Problem requirements - Copy each line that contains the word "Getting".

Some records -
§
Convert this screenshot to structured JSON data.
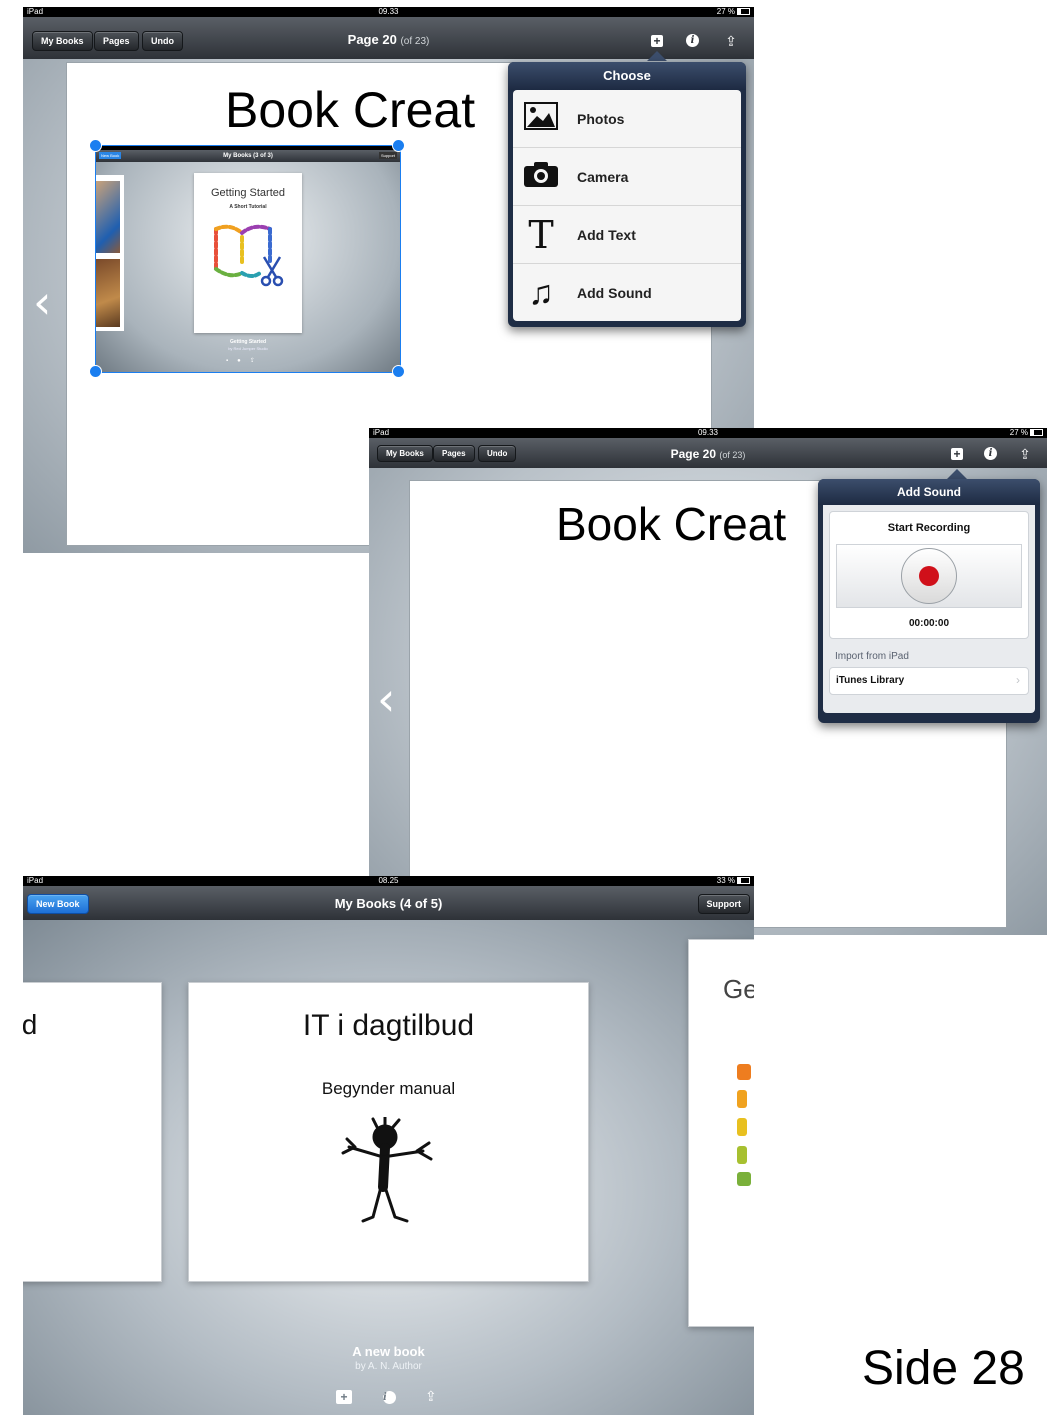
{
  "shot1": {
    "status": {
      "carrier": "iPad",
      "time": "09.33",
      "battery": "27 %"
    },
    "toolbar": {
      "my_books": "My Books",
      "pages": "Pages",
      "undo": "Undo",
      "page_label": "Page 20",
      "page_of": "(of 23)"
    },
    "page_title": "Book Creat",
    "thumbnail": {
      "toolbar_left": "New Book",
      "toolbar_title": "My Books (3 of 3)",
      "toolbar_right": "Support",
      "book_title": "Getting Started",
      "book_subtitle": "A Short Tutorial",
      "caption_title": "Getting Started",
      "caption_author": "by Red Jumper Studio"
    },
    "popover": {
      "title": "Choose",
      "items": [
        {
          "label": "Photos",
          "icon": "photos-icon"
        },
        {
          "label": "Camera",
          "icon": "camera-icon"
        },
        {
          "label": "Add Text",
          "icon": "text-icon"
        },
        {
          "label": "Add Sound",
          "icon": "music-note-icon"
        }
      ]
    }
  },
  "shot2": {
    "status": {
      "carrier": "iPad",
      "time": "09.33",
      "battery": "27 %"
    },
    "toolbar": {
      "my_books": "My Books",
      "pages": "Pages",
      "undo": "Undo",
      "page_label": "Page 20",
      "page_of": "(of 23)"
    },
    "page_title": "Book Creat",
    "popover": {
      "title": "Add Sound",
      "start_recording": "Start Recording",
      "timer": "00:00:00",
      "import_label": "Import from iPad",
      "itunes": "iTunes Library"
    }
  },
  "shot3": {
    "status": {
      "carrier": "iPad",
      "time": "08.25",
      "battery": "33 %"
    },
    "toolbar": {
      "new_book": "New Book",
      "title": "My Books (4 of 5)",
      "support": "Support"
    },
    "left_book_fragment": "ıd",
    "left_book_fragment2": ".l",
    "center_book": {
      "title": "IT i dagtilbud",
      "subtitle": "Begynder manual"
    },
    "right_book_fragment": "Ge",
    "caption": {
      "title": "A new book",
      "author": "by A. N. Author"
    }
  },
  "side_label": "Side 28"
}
§
Full solution -
      "book_title": "Getting Started",
      "caption_title": "Getting Started",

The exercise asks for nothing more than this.